Dataset content:
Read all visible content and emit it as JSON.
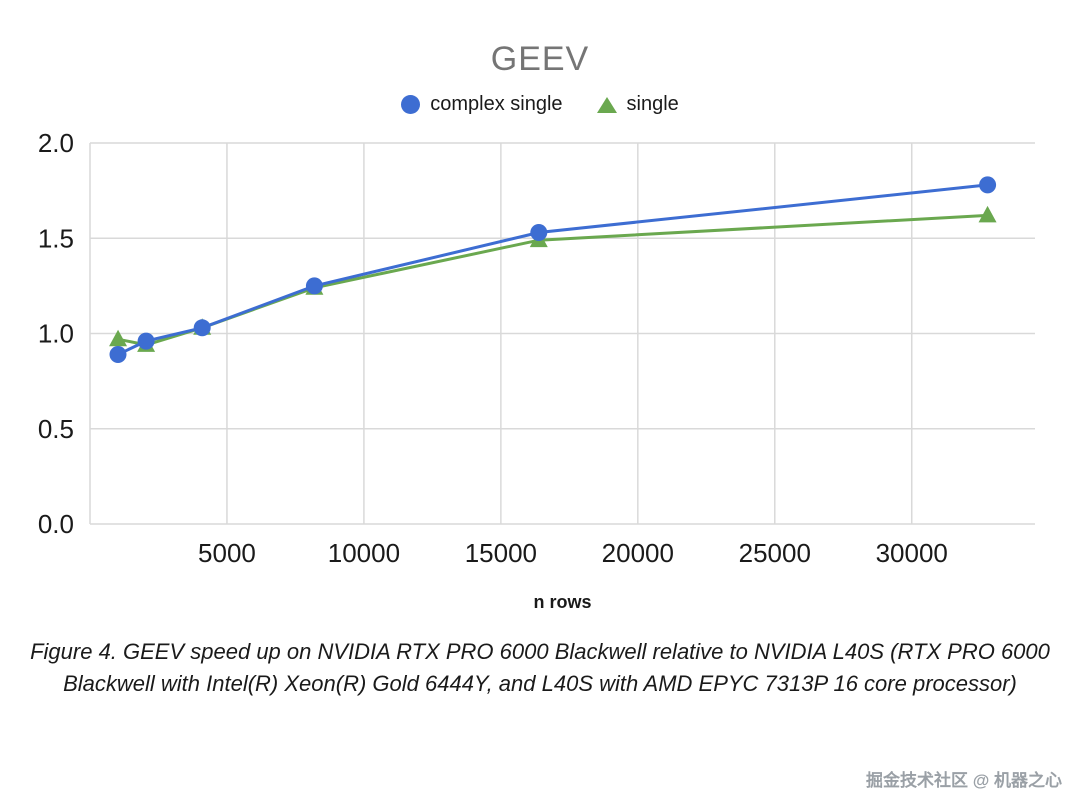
{
  "chart_data": {
    "type": "line",
    "title": "GEEV",
    "xlabel": "n rows",
    "x": [
      1024,
      2048,
      4096,
      8192,
      16384,
      32768
    ],
    "series": [
      {
        "name": "complex single",
        "marker": "circle",
        "color": "#3d6dd2",
        "values": [
          0.89,
          0.96,
          1.03,
          1.25,
          1.53,
          1.78
        ]
      },
      {
        "name": "single",
        "marker": "triangle",
        "color": "#6aa84f",
        "values": [
          0.97,
          0.94,
          1.03,
          1.24,
          1.49,
          1.62
        ]
      }
    ],
    "xlim": [
      0,
      34500
    ],
    "ylim": [
      0,
      2
    ],
    "xticks": [
      5000,
      10000,
      15000,
      20000,
      25000,
      30000
    ],
    "yticks": [
      0,
      0.5,
      1,
      1.5,
      2
    ],
    "grid": true,
    "grid_color": "#d9d9d9",
    "tick_label_color": "#1a1a1a",
    "legend_position": "top"
  },
  "caption": "Figure 4. GEEV speed up on NVIDIA RTX PRO 6000 Blackwell relative to NVIDIA L40S (RTX PRO 6000 Blackwell with Intel(R) Xeon(R) Gold 6444Y, and L40S with AMD EPYC 7313P 16 core processor)",
  "watermark": "掘金技术社区 @ 机器之心"
}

Work to do:
The records above should be reproduced exactly, with no pictures included.

Exercise response:
Read all visible content and emit it as JSON.
{
  "chart_data": {
    "type": "line",
    "title": "GEEV",
    "xlabel": "n rows",
    "x": [
      1024,
      2048,
      4096,
      8192,
      16384,
      32768
    ],
    "series": [
      {
        "name": "complex single",
        "marker": "circle",
        "color": "#3d6dd2",
        "values": [
          0.89,
          0.96,
          1.03,
          1.25,
          1.53,
          1.78
        ]
      },
      {
        "name": "single",
        "marker": "triangle",
        "color": "#6aa84f",
        "values": [
          0.97,
          0.94,
          1.03,
          1.24,
          1.49,
          1.62
        ]
      }
    ],
    "xlim": [
      0,
      34500
    ],
    "ylim": [
      0,
      2
    ],
    "xticks": [
      5000,
      10000,
      15000,
      20000,
      25000,
      30000
    ],
    "yticks": [
      0,
      0.5,
      1,
      1.5,
      2
    ],
    "grid": true,
    "grid_color": "#d9d9d9",
    "tick_label_color": "#1a1a1a",
    "legend_position": "top"
  },
  "caption": "Figure 4. GEEV speed up on NVIDIA RTX PRO 6000 Blackwell relative to NVIDIA L40S (RTX PRO 6000 Blackwell with Intel(R) Xeon(R) Gold 6444Y, and L40S with AMD EPYC 7313P 16 core processor)",
  "watermark": "掘金技术社区 @ 机器之心"
}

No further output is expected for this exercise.